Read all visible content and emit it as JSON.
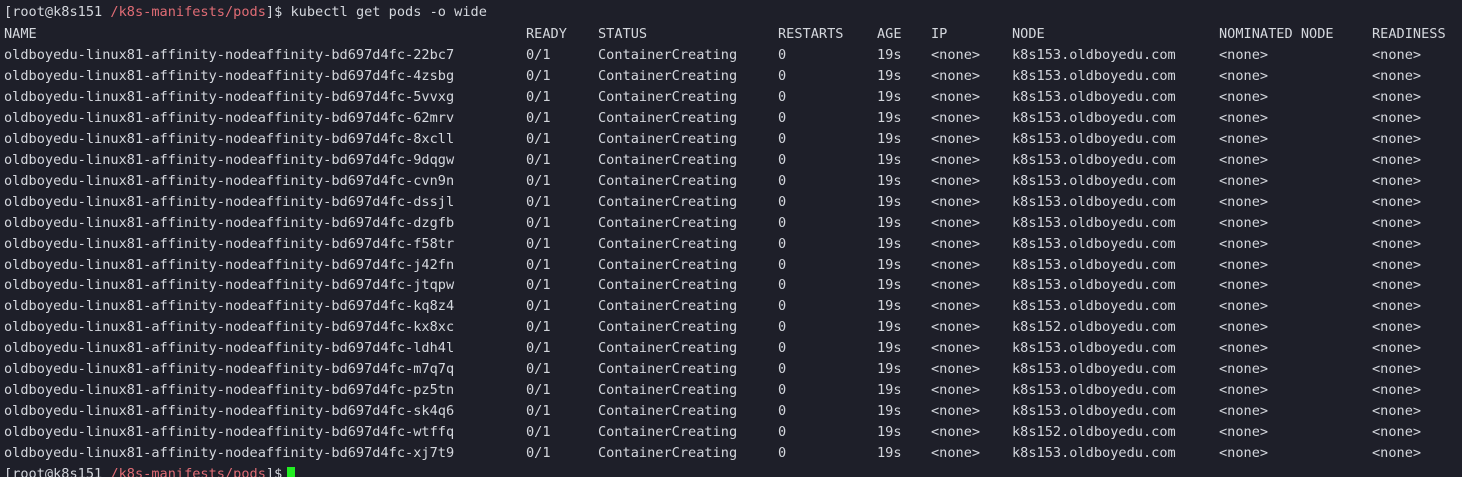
{
  "terminal": {
    "prompt1": {
      "open": "[",
      "user_host": "root@k8s151",
      "path": "/k8s-manifests/pods",
      "close": "]$",
      "command": "kubectl get pods -o wide"
    },
    "headers": {
      "name": "NAME",
      "ready": "READY",
      "status": "STATUS",
      "restarts": "RESTARTS",
      "age": "AGE",
      "ip": "IP",
      "node": "NODE",
      "nominated": "NOMINATED NODE",
      "readiness": "READINESS"
    },
    "rows": [
      {
        "name": "oldboyedu-linux81-affinity-nodeaffinity-bd697d4fc-22bc7",
        "ready": "0/1",
        "status": "ContainerCreating",
        "restarts": "0",
        "age": "19s",
        "ip": "<none>",
        "node": "k8s153.oldboyedu.com",
        "nominated": "<none>",
        "readiness": "<none>"
      },
      {
        "name": "oldboyedu-linux81-affinity-nodeaffinity-bd697d4fc-4zsbg",
        "ready": "0/1",
        "status": "ContainerCreating",
        "restarts": "0",
        "age": "19s",
        "ip": "<none>",
        "node": "k8s153.oldboyedu.com",
        "nominated": "<none>",
        "readiness": "<none>"
      },
      {
        "name": "oldboyedu-linux81-affinity-nodeaffinity-bd697d4fc-5vvxg",
        "ready": "0/1",
        "status": "ContainerCreating",
        "restarts": "0",
        "age": "19s",
        "ip": "<none>",
        "node": "k8s153.oldboyedu.com",
        "nominated": "<none>",
        "readiness": "<none>"
      },
      {
        "name": "oldboyedu-linux81-affinity-nodeaffinity-bd697d4fc-62mrv",
        "ready": "0/1",
        "status": "ContainerCreating",
        "restarts": "0",
        "age": "19s",
        "ip": "<none>",
        "node": "k8s153.oldboyedu.com",
        "nominated": "<none>",
        "readiness": "<none>"
      },
      {
        "name": "oldboyedu-linux81-affinity-nodeaffinity-bd697d4fc-8xcll",
        "ready": "0/1",
        "status": "ContainerCreating",
        "restarts": "0",
        "age": "19s",
        "ip": "<none>",
        "node": "k8s153.oldboyedu.com",
        "nominated": "<none>",
        "readiness": "<none>"
      },
      {
        "name": "oldboyedu-linux81-affinity-nodeaffinity-bd697d4fc-9dqgw",
        "ready": "0/1",
        "status": "ContainerCreating",
        "restarts": "0",
        "age": "19s",
        "ip": "<none>",
        "node": "k8s153.oldboyedu.com",
        "nominated": "<none>",
        "readiness": "<none>"
      },
      {
        "name": "oldboyedu-linux81-affinity-nodeaffinity-bd697d4fc-cvn9n",
        "ready": "0/1",
        "status": "ContainerCreating",
        "restarts": "0",
        "age": "19s",
        "ip": "<none>",
        "node": "k8s153.oldboyedu.com",
        "nominated": "<none>",
        "readiness": "<none>"
      },
      {
        "name": "oldboyedu-linux81-affinity-nodeaffinity-bd697d4fc-dssjl",
        "ready": "0/1",
        "status": "ContainerCreating",
        "restarts": "0",
        "age": "19s",
        "ip": "<none>",
        "node": "k8s153.oldboyedu.com",
        "nominated": "<none>",
        "readiness": "<none>"
      },
      {
        "name": "oldboyedu-linux81-affinity-nodeaffinity-bd697d4fc-dzgfb",
        "ready": "0/1",
        "status": "ContainerCreating",
        "restarts": "0",
        "age": "19s",
        "ip": "<none>",
        "node": "k8s153.oldboyedu.com",
        "nominated": "<none>",
        "readiness": "<none>"
      },
      {
        "name": "oldboyedu-linux81-affinity-nodeaffinity-bd697d4fc-f58tr",
        "ready": "0/1",
        "status": "ContainerCreating",
        "restarts": "0",
        "age": "19s",
        "ip": "<none>",
        "node": "k8s153.oldboyedu.com",
        "nominated": "<none>",
        "readiness": "<none>"
      },
      {
        "name": "oldboyedu-linux81-affinity-nodeaffinity-bd697d4fc-j42fn",
        "ready": "0/1",
        "status": "ContainerCreating",
        "restarts": "0",
        "age": "19s",
        "ip": "<none>",
        "node": "k8s153.oldboyedu.com",
        "nominated": "<none>",
        "readiness": "<none>"
      },
      {
        "name": "oldboyedu-linux81-affinity-nodeaffinity-bd697d4fc-jtqpw",
        "ready": "0/1",
        "status": "ContainerCreating",
        "restarts": "0",
        "age": "19s",
        "ip": "<none>",
        "node": "k8s153.oldboyedu.com",
        "nominated": "<none>",
        "readiness": "<none>"
      },
      {
        "name": "oldboyedu-linux81-affinity-nodeaffinity-bd697d4fc-kq8z4",
        "ready": "0/1",
        "status": "ContainerCreating",
        "restarts": "0",
        "age": "19s",
        "ip": "<none>",
        "node": "k8s153.oldboyedu.com",
        "nominated": "<none>",
        "readiness": "<none>"
      },
      {
        "name": "oldboyedu-linux81-affinity-nodeaffinity-bd697d4fc-kx8xc",
        "ready": "0/1",
        "status": "ContainerCreating",
        "restarts": "0",
        "age": "19s",
        "ip": "<none>",
        "node": "k8s152.oldboyedu.com",
        "nominated": "<none>",
        "readiness": "<none>"
      },
      {
        "name": "oldboyedu-linux81-affinity-nodeaffinity-bd697d4fc-ldh4l",
        "ready": "0/1",
        "status": "ContainerCreating",
        "restarts": "0",
        "age": "19s",
        "ip": "<none>",
        "node": "k8s153.oldboyedu.com",
        "nominated": "<none>",
        "readiness": "<none>"
      },
      {
        "name": "oldboyedu-linux81-affinity-nodeaffinity-bd697d4fc-m7q7q",
        "ready": "0/1",
        "status": "ContainerCreating",
        "restarts": "0",
        "age": "19s",
        "ip": "<none>",
        "node": "k8s153.oldboyedu.com",
        "nominated": "<none>",
        "readiness": "<none>"
      },
      {
        "name": "oldboyedu-linux81-affinity-nodeaffinity-bd697d4fc-pz5tn",
        "ready": "0/1",
        "status": "ContainerCreating",
        "restarts": "0",
        "age": "19s",
        "ip": "<none>",
        "node": "k8s153.oldboyedu.com",
        "nominated": "<none>",
        "readiness": "<none>"
      },
      {
        "name": "oldboyedu-linux81-affinity-nodeaffinity-bd697d4fc-sk4q6",
        "ready": "0/1",
        "status": "ContainerCreating",
        "restarts": "0",
        "age": "19s",
        "ip": "<none>",
        "node": "k8s153.oldboyedu.com",
        "nominated": "<none>",
        "readiness": "<none>"
      },
      {
        "name": "oldboyedu-linux81-affinity-nodeaffinity-bd697d4fc-wtffq",
        "ready": "0/1",
        "status": "ContainerCreating",
        "restarts": "0",
        "age": "19s",
        "ip": "<none>",
        "node": "k8s152.oldboyedu.com",
        "nominated": "<none>",
        "readiness": "<none>"
      },
      {
        "name": "oldboyedu-linux81-affinity-nodeaffinity-bd697d4fc-xj7t9",
        "ready": "0/1",
        "status": "ContainerCreating",
        "restarts": "0",
        "age": "19s",
        "ip": "<none>",
        "node": "k8s153.oldboyedu.com",
        "nominated": "<none>",
        "readiness": "<none>"
      }
    ],
    "prompt2": {
      "open": "[",
      "user_host": "root@k8s151",
      "path": "/k8s-manifests/pods",
      "close": "]$"
    },
    "colors": {
      "background": "#1e1f29",
      "foreground": "#d4d7dd",
      "path": "#e06c75",
      "cursor": "#22ee22"
    }
  }
}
──────
| Exercise requirements |
Copy out all of the data word for word. Do not carry over any picture.

| Worked solution |
Read all visible content and emit it as JSON.
{
  "terminal": {
    "prompt1": {
      "open": "[",
      "user_host": "root@k8s151",
      "path": "/k8s-manifests/pods",
      "close": "]$",
      "command": "kubectl get pods -o wide"
    },
    "headers": {
      "name": "NAME",
      "ready": "READY",
      "status": "STATUS",
      "restarts": "RESTARTS",
      "age": "AGE",
      "ip": "IP",
      "node": "NODE",
      "nominated": "NOMINATED NODE",
      "readiness": "READINESS"
    },
    "rows": [
      {
        "name": "oldboyedu-linux81-affinity-nodeaffinity-bd697d4fc-22bc7",
        "ready": "0/1",
        "status": "ContainerCreating",
        "restarts": "0",
        "age": "19s",
        "ip": "<none>",
        "node": "k8s153.oldboyedu.com",
        "nominated": "<none>",
        "readiness": "<none>"
      },
      {
        "name": "oldboyedu-linux81-affinity-nodeaffinity-bd697d4fc-4zsbg",
        "ready": "0/1",
        "status": "ContainerCreating",
        "restarts": "0",
        "age": "19s",
        "ip": "<none>",
        "node": "k8s153.oldboyedu.com",
        "nominated": "<none>",
        "readiness": "<none>"
      },
      {
        "name": "oldboyedu-linux81-affinity-nodeaffinity-bd697d4fc-5vvxg",
        "ready": "0/1",
        "status": "ContainerCreating",
        "restarts": "0",
        "age": "19s",
        "ip": "<none>",
        "node": "k8s153.oldboyedu.com",
        "nominated": "<none>",
        "readiness": "<none>"
      },
      {
        "name": "oldboyedu-linux81-affinity-nodeaffinity-bd697d4fc-62mrv",
        "ready": "0/1",
        "status": "ContainerCreating",
        "restarts": "0",
        "age": "19s",
        "ip": "<none>",
        "node": "k8s153.oldboyedu.com",
        "nominated": "<none>",
        "readiness": "<none>"
      },
      {
        "name": "oldboyedu-linux81-affinity-nodeaffinity-bd697d4fc-8xcll",
        "ready": "0/1",
        "status": "ContainerCreating",
        "restarts": "0",
        "age": "19s",
        "ip": "<none>",
        "node": "k8s153.oldboyedu.com",
        "nominated": "<none>",
        "readiness": "<none>"
      },
      {
        "name": "oldboyedu-linux81-affinity-nodeaffinity-bd697d4fc-9dqgw",
        "ready": "0/1",
        "status": "ContainerCreating",
        "restarts": "0",
        "age": "19s",
        "ip": "<none>",
        "node": "k8s153.oldboyedu.com",
        "nominated": "<none>",
        "readiness": "<none>"
      },
      {
        "name": "oldboyedu-linux81-affinity-nodeaffinity-bd697d4fc-cvn9n",
        "ready": "0/1",
        "status": "ContainerCreating",
        "restarts": "0",
        "age": "19s",
        "ip": "<none>",
        "node": "k8s153.oldboyedu.com",
        "nominated": "<none>",
        "readiness": "<none>"
      },
      {
        "name": "oldboyedu-linux81-affinity-nodeaffinity-bd697d4fc-dssjl",
        "ready": "0/1",
        "status": "ContainerCreating",
        "restarts": "0",
        "age": "19s",
        "ip": "<none>",
        "node": "k8s153.oldboyedu.com",
        "nominated": "<none>",
        "readiness": "<none>"
      },
      {
        "name": "oldboyedu-linux81-affinity-nodeaffinity-bd697d4fc-dzgfb",
        "ready": "0/1",
        "status": "ContainerCreating",
        "restarts": "0",
        "age": "19s",
        "ip": "<none>",
        "node": "k8s153.oldboyedu.com",
        "nominated": "<none>",
        "readiness": "<none>"
      },
      {
        "name": "oldboyedu-linux81-affinity-nodeaffinity-bd697d4fc-f58tr",
        "ready": "0/1",
        "status": "ContainerCreating",
        "restarts": "0",
        "age": "19s",
        "ip": "<none>",
        "node": "k8s153.oldboyedu.com",
        "nominated": "<none>",
        "readiness": "<none>"
      },
      {
        "name": "oldboyedu-linux81-affinity-nodeaffinity-bd697d4fc-j42fn",
        "ready": "0/1",
        "status": "ContainerCreating",
        "restarts": "0",
        "age": "19s",
        "ip": "<none>",
        "node": "k8s153.oldboyedu.com",
        "nominated": "<none>",
        "readiness": "<none>"
      },
      {
        "name": "oldboyedu-linux81-affinity-nodeaffinity-bd697d4fc-jtqpw",
        "ready": "0/1",
        "status": "ContainerCreating",
        "restarts": "0",
        "age": "19s",
        "ip": "<none>",
        "node": "k8s153.oldboyedu.com",
        "nominated": "<none>",
        "readiness": "<none>"
      },
      {
        "name": "oldboyedu-linux81-affinity-nodeaffinity-bd697d4fc-kq8z4",
        "ready": "0/1",
        "status": "ContainerCreating",
        "restarts": "0",
        "age": "19s",
        "ip": "<none>",
        "node": "k8s153.oldboyedu.com",
        "nominated": "<none>",
        "readiness": "<none>"
      },
      {
        "name": "oldboyedu-linux81-affinity-nodeaffinity-bd697d4fc-kx8xc",
        "ready": "0/1",
        "status": "ContainerCreating",
        "restarts": "0",
        "age": "19s",
        "ip": "<none>",
        "node": "k8s152.oldboyedu.com",
        "nominated": "<none>",
        "readiness": "<none>"
      },
      {
        "name": "oldboyedu-linux81-affinity-nodeaffinity-bd697d4fc-ldh4l",
        "ready": "0/1",
        "status": "ContainerCreating",
        "restarts": "0",
        "age": "19s",
        "ip": "<none>",
        "node": "k8s153.oldboyedu.com",
        "nominated": "<none>",
        "readiness": "<none>"
      },
      {
        "name": "oldboyedu-linux81-affinity-nodeaffinity-bd697d4fc-m7q7q",
        "ready": "0/1",
        "status": "ContainerCreating",
        "restarts": "0",
        "age": "19s",
        "ip": "<none>",
        "node": "k8s153.oldboyedu.com",
        "nominated": "<none>",
        "readiness": "<none>"
      },
      {
        "name": "oldboyedu-linux81-affinity-nodeaffinity-bd697d4fc-pz5tn",
        "ready": "0/1",
        "status": "ContainerCreating",
        "restarts": "0",
        "age": "19s",
        "ip": "<none>",
        "node": "k8s153.oldboyedu.com",
        "nominated": "<none>",
        "readiness": "<none>"
      },
      {
        "name": "oldboyedu-linux81-affinity-nodeaffinity-bd697d4fc-sk4q6",
        "ready": "0/1",
        "status": "ContainerCreating",
        "restarts": "0",
        "age": "19s",
        "ip": "<none>",
        "node": "k8s153.oldboyedu.com",
        "nominated": "<none>",
        "readiness": "<none>"
      },
      {
        "name": "oldboyedu-linux81-affinity-nodeaffinity-bd697d4fc-wtffq",
        "ready": "0/1",
        "status": "ContainerCreating",
        "restarts": "0",
        "age": "19s",
        "ip": "<none>",
        "node": "k8s152.oldboyedu.com",
        "nominated": "<none>",
        "readiness": "<none>"
      },
      {
        "name": "oldboyedu-linux81-affinity-nodeaffinity-bd697d4fc-xj7t9",
        "ready": "0/1",
        "status": "ContainerCreating",
        "restarts": "0",
        "age": "19s",
        "ip": "<none>",
        "node": "k8s153.oldboyedu.com",
        "nominated": "<none>",
        "readiness": "<none>"
      }
    ],
    "prompt2": {
      "open": "[",
      "user_host": "root@k8s151",
      "path": "/k8s-manifests/pods",
      "close": "]$"
    },
    "colors": {
      "background": "#1e1f29",
      "foreground": "#d4d7dd",
      "path": "#e06c75",
      "cursor": "#22ee22"
    }
  }
}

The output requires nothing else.